TASK:
Format the stretch from the row containing "Itemize the components" through the row containing "x-tick-label: 10 (326, 234, 335, 243)" as a Markdown table with two columns, Number and Line, skipping any blank lines.

:::

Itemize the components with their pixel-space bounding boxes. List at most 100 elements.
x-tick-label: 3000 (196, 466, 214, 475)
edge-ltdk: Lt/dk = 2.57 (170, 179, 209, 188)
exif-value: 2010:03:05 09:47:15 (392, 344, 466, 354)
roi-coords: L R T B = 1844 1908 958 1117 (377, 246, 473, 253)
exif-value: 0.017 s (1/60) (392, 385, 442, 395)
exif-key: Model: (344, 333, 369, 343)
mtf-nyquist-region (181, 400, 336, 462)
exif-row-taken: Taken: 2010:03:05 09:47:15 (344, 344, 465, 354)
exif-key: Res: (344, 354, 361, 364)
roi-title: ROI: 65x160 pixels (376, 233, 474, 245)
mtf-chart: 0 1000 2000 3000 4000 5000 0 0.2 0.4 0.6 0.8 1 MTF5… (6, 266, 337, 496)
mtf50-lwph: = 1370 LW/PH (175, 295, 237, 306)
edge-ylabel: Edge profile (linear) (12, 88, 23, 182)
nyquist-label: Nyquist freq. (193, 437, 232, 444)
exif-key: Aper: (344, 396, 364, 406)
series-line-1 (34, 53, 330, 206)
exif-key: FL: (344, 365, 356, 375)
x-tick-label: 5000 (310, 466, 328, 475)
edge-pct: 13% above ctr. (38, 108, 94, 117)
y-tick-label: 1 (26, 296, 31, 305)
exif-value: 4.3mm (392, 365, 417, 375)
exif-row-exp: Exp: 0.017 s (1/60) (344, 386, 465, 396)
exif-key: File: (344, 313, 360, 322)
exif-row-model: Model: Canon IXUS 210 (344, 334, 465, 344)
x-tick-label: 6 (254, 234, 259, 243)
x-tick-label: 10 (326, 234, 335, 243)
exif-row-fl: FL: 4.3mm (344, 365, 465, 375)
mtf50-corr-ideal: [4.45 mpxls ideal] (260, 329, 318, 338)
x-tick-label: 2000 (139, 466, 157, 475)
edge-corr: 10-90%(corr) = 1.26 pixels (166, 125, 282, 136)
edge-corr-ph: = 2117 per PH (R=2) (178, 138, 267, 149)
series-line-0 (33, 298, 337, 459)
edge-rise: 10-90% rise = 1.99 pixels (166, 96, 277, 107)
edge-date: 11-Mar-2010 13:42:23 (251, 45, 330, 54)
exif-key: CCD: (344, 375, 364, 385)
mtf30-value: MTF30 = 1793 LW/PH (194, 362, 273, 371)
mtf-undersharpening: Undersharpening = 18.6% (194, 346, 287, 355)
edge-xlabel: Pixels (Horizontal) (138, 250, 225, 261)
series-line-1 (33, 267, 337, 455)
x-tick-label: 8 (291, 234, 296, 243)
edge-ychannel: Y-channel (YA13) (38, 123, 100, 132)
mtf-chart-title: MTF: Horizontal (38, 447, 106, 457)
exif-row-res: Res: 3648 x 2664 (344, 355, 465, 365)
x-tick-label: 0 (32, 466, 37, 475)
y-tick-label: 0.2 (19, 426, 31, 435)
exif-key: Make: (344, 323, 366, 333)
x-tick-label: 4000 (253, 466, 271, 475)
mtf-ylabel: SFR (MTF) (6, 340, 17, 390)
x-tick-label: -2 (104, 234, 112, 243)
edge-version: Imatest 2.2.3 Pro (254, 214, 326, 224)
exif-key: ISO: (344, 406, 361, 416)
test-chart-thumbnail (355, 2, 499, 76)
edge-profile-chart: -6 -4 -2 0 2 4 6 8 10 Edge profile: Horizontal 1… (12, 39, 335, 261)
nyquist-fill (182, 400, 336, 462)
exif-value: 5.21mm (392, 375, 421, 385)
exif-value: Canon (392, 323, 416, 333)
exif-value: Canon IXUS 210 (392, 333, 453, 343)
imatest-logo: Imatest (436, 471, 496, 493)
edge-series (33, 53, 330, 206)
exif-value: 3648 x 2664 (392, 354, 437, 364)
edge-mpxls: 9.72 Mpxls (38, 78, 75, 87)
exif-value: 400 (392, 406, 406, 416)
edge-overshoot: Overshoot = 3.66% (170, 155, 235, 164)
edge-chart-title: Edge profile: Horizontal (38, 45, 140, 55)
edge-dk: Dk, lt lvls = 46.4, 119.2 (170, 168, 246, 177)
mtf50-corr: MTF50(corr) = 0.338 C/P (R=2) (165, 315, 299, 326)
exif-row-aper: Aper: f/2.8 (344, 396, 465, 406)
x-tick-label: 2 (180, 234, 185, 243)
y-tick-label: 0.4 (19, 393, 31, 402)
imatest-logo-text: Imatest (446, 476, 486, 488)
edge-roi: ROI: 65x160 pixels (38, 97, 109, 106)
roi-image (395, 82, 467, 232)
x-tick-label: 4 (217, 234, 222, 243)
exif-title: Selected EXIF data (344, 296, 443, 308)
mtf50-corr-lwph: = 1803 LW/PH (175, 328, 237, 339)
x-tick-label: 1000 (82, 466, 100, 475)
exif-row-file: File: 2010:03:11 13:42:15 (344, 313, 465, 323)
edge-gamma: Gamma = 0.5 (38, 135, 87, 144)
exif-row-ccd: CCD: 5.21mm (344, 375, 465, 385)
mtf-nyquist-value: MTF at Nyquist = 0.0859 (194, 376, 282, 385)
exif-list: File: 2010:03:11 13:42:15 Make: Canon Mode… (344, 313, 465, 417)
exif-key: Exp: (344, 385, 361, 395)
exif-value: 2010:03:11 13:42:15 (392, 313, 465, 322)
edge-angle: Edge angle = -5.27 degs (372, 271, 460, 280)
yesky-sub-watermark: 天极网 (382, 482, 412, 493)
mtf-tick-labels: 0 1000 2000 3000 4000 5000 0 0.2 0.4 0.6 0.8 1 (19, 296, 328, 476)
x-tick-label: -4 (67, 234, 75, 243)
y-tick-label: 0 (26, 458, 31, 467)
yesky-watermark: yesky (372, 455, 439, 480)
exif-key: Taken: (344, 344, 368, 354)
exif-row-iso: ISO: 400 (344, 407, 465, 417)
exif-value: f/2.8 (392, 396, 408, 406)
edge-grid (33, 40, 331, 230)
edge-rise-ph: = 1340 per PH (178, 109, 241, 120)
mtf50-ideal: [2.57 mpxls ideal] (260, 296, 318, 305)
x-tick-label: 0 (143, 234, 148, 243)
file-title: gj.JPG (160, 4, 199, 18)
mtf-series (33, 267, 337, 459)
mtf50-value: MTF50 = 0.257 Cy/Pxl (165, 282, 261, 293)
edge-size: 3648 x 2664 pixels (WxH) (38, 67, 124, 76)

:::

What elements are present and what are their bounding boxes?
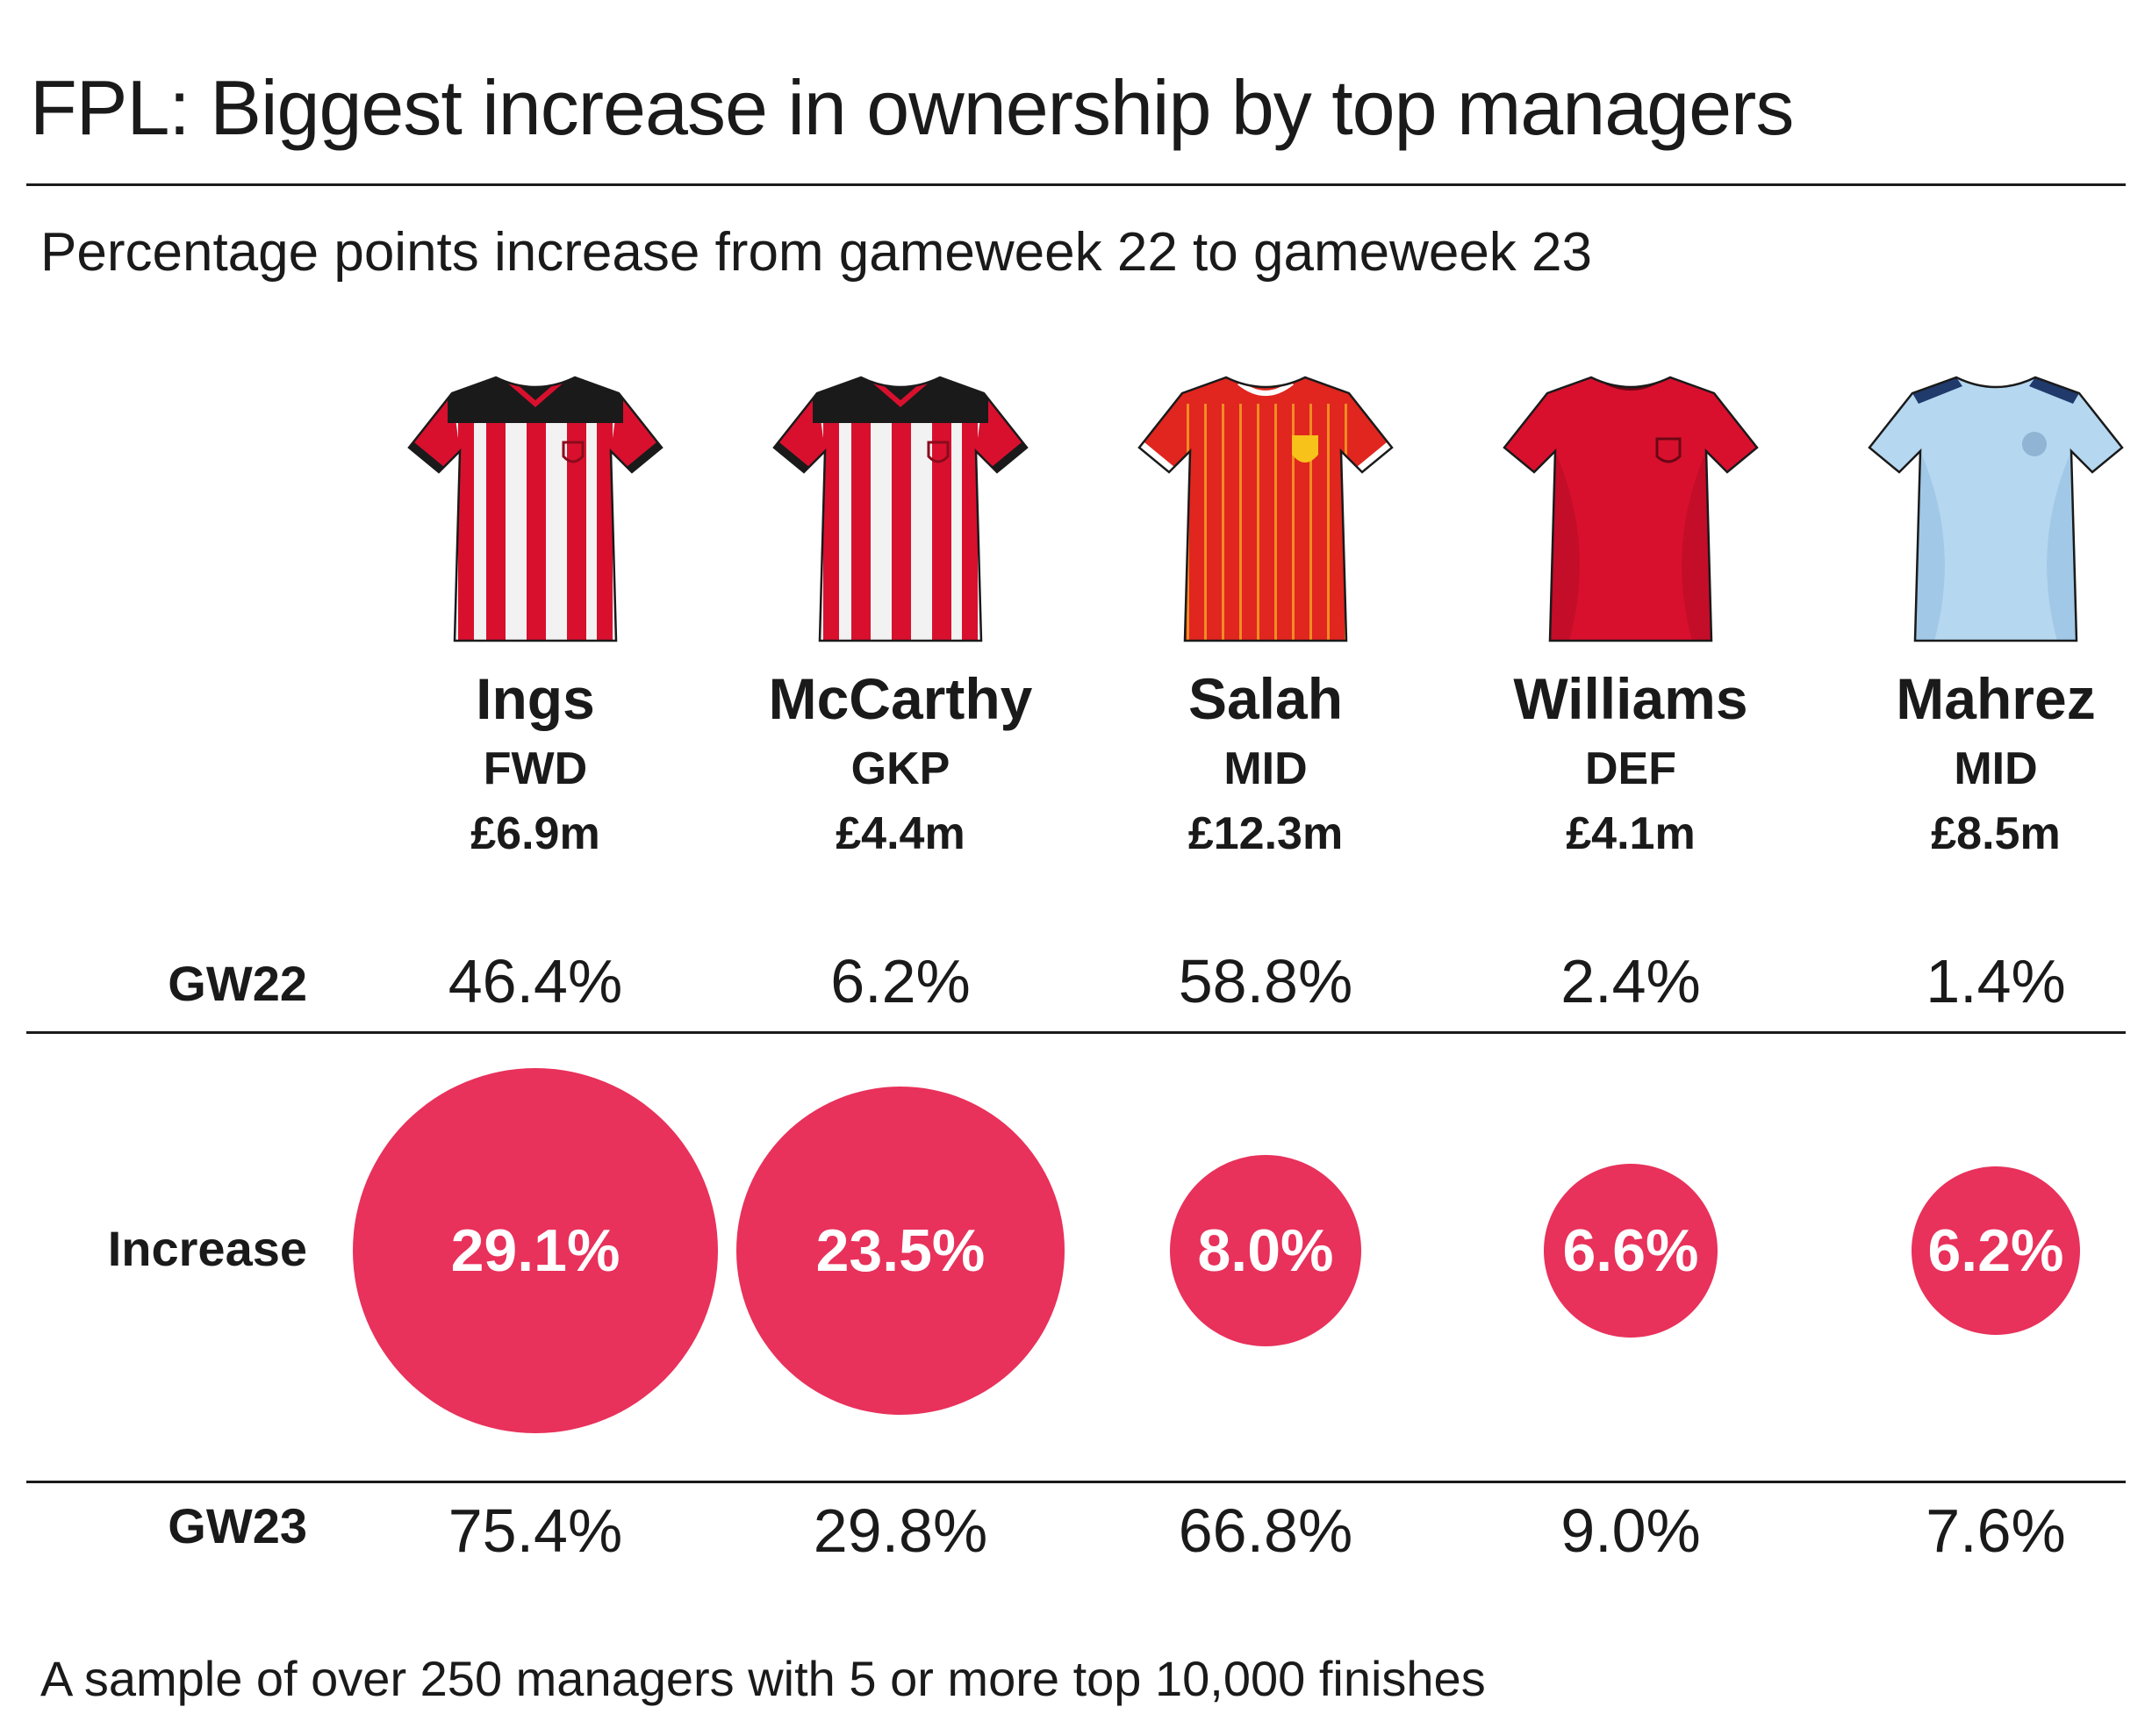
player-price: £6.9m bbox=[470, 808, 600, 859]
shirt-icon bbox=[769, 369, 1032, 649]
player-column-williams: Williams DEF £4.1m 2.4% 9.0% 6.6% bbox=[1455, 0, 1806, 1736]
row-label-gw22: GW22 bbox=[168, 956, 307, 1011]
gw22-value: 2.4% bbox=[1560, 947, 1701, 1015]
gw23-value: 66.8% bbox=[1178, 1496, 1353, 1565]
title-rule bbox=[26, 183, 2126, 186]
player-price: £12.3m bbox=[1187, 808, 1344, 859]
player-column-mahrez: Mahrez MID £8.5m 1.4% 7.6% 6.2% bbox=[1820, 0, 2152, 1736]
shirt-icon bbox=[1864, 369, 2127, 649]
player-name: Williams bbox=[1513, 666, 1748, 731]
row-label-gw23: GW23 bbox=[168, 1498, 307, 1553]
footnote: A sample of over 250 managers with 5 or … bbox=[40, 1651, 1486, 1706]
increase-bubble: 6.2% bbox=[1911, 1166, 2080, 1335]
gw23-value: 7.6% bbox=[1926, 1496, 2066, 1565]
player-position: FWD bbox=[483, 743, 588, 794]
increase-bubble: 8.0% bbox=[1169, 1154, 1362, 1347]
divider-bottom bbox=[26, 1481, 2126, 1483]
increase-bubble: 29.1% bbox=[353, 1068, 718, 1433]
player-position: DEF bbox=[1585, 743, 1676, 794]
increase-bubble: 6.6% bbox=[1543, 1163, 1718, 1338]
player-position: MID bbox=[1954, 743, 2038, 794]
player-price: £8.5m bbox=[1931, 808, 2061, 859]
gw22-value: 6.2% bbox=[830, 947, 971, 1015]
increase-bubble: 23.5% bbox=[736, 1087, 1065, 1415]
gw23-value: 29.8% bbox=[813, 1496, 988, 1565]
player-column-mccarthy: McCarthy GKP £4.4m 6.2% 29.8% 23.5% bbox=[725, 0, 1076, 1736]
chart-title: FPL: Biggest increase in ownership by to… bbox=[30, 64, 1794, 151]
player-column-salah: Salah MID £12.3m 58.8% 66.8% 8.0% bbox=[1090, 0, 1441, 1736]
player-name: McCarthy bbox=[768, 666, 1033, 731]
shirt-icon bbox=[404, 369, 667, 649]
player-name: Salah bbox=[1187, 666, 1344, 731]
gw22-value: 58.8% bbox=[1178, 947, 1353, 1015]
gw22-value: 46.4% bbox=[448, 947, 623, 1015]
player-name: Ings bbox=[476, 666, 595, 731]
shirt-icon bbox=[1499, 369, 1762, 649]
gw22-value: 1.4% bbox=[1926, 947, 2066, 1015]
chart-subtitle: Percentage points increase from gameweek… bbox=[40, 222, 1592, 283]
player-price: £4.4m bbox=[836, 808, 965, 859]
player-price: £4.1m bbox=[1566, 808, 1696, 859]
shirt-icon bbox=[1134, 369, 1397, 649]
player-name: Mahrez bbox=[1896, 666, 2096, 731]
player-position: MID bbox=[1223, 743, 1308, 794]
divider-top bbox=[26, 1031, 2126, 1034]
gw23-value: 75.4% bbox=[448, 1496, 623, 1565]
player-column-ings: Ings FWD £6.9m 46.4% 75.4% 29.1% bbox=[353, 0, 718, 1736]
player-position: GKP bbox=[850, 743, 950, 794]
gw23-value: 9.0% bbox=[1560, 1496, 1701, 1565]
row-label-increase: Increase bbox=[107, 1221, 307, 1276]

:::

IN RESPONSE:
| Number | Line |
|---|---|
| 1 | Itemize the components with their pixel-space bounding boxes. List at most 100 elements. |
| 2 | x-tick-label: 3000 (196, 466, 214, 475) |
| 3 | edge-ltdk: Lt/dk = 2.57 (170, 179, 209, 188) |
| 4 | exif-value: 2010:03:05 09:47:15 (392, 344, 466, 354) |
| 5 | roi-coords: L R T B = 1844 1908 958 1117 (377, 246, 473, 253) |
| 6 | exif-value: 0.017 s (1/60) (392, 385, 442, 395) |
| 7 | exif-key: Model: (344, 333, 369, 343) |
| 8 | mtf-nyquist-region (181, 400, 336, 462) |
| 9 | exif-row-taken: Taken: 2010:03:05 09:47:15 (344, 344, 465, 354) |
| 10 | exif-key: Res: (344, 354, 361, 364) |
| 11 | roi-title: ROI: 65x160 pixels (376, 233, 474, 245) |
| 12 | mtf-chart: 0 1000 2000 3000 4000 5000 0 0.2 0.4 0.6 0.8 1 MTF5… (6, 266, 337, 496) |
| 13 | mtf50-lwph: = 1370 LW/PH (175, 295, 237, 306) |
| 14 | edge-ylabel: Edge profile (linear) (12, 88, 23, 182) |
| 15 | nyquist-label: Nyquist freq. (193, 437, 232, 444) |
| 16 | exif-key: Aper: (344, 396, 364, 406) |
| 17 | series-line-1 (34, 53, 330, 206) |
| 18 | exif-key: FL: (344, 365, 356, 375) |
| 19 | x-tick-label: 5000 (310, 466, 328, 475) |
| 20 | edge-pct: 13% above ctr. (38, 108, 94, 117) |
| 21 | y-tick-label: 1 (26, 296, 31, 305) |
| 22 | exif-value: 4.3mm (392, 365, 417, 375) |
| 23 | exif-row-exp: Exp: 0.017 s (1/60) (344, 386, 465, 396) |
| 24 | exif-key: File: (344, 313, 360, 322) |
| 25 | exif-row-model: Model: Canon IXUS 210 (344, 334, 465, 344) |
| 26 | x-tick-label: 6 (254, 234, 259, 243) |
| 27 | x-tick-label: 10 (326, 234, 335, 243) |